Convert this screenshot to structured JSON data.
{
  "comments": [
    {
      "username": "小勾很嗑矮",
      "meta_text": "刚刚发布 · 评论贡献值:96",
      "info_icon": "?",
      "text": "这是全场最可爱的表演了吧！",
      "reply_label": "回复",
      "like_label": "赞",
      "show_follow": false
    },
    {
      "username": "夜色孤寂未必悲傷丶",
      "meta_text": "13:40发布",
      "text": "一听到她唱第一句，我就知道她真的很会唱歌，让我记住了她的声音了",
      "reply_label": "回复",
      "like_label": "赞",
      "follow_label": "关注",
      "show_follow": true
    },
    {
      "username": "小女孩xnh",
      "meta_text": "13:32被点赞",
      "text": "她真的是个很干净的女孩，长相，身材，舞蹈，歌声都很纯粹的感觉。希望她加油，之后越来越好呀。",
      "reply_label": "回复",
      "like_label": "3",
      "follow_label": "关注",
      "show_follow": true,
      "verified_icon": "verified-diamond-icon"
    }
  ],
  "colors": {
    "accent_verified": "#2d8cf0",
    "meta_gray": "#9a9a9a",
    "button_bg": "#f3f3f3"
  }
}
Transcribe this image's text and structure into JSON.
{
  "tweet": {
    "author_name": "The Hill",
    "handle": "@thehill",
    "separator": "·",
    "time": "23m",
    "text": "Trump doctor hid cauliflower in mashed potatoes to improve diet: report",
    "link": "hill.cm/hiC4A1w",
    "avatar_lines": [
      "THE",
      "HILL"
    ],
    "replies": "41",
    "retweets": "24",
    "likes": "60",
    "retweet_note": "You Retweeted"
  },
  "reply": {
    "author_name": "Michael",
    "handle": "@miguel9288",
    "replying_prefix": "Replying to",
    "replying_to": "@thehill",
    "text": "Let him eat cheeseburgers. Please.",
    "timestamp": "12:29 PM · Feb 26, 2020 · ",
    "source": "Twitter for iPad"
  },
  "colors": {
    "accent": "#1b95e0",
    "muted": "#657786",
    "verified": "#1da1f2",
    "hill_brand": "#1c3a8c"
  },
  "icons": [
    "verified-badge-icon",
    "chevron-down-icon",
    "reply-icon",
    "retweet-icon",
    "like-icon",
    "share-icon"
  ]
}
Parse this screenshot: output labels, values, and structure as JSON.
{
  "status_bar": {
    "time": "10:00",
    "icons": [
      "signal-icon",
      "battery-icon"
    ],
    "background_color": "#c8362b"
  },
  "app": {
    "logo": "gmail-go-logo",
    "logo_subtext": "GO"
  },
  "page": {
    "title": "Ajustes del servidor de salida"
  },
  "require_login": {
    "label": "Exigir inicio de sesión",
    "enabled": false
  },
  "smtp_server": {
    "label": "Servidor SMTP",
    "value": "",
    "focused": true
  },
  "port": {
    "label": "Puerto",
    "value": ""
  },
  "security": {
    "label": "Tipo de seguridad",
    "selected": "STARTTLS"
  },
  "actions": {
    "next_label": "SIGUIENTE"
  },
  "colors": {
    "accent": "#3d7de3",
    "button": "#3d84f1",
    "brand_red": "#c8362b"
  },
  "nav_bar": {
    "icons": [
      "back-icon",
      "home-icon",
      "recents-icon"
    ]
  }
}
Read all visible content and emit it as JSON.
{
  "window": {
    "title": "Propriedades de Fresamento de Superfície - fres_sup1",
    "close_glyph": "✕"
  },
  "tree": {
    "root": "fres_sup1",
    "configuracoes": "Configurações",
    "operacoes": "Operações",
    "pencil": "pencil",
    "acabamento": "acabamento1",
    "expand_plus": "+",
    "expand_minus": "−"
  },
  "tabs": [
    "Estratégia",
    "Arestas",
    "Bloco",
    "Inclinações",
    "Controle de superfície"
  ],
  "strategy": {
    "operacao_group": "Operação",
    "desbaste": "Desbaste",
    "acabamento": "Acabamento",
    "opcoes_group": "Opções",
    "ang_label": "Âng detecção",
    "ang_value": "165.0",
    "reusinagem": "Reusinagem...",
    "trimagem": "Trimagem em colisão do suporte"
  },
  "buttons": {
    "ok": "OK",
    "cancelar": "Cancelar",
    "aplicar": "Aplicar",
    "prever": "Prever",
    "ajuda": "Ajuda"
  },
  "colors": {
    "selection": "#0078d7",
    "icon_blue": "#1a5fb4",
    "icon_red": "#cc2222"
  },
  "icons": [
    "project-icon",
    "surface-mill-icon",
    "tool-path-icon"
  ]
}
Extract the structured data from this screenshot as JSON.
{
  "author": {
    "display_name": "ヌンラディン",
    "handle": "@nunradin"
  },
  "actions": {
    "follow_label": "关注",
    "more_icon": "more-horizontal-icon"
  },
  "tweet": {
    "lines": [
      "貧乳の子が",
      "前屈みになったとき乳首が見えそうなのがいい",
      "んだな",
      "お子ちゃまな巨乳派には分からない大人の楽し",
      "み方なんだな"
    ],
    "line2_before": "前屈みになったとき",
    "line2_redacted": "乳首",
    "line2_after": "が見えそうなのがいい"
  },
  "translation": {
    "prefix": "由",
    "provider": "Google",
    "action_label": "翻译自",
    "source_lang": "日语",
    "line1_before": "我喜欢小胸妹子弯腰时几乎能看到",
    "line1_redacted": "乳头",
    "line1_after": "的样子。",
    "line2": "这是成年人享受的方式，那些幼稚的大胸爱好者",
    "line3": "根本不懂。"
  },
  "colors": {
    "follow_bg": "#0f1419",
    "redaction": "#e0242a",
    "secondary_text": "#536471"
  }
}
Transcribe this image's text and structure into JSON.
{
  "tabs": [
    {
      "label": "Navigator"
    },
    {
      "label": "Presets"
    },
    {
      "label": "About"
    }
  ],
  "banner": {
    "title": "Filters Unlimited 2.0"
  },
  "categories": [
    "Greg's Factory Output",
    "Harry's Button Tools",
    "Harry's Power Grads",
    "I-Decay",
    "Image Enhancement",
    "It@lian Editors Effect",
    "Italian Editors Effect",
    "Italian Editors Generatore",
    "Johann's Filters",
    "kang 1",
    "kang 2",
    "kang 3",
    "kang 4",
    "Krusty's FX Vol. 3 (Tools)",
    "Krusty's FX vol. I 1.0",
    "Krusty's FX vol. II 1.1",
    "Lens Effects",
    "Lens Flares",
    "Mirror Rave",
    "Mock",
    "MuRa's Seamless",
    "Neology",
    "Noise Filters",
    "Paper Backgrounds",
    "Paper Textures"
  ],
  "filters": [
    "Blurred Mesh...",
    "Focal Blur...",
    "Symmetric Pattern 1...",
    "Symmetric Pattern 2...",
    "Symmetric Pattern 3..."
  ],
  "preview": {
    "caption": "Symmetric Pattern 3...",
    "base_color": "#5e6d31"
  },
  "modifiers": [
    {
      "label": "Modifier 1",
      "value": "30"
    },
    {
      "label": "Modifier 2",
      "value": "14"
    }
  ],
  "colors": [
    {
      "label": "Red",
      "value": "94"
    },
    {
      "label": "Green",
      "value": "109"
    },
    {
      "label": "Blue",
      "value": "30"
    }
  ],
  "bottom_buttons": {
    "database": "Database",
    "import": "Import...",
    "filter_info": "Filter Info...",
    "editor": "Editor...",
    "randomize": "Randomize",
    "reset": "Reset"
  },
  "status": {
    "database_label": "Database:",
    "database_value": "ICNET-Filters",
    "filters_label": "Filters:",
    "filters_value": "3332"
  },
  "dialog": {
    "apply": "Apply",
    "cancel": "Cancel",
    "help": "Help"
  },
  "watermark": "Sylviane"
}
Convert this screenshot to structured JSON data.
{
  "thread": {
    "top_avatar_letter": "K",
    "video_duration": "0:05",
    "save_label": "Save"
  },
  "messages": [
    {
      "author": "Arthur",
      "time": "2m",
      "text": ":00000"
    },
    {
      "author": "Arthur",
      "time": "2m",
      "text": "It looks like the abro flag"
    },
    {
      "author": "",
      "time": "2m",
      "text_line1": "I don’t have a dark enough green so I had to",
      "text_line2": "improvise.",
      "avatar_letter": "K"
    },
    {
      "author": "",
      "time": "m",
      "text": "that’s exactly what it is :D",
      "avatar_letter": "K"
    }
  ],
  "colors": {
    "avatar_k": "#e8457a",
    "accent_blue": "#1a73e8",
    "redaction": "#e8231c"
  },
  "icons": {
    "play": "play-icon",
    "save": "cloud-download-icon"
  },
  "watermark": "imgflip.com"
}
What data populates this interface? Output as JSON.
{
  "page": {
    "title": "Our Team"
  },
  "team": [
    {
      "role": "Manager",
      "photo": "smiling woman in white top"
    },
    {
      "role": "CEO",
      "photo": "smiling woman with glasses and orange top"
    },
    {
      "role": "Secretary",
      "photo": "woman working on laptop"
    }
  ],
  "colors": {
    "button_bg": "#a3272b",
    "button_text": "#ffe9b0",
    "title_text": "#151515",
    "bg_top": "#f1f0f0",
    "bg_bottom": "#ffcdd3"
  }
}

**REQUIRED WORK**
Every line holding "screenshot" should be copied out.

**RESPONSE**
Convert this screenshot to structured JSON data.
Parse this screenshot: output labels, values, and structure as JSON.
Extract the structured data from this screenshot as JSON.
Convert this screenshot to structured JSON data.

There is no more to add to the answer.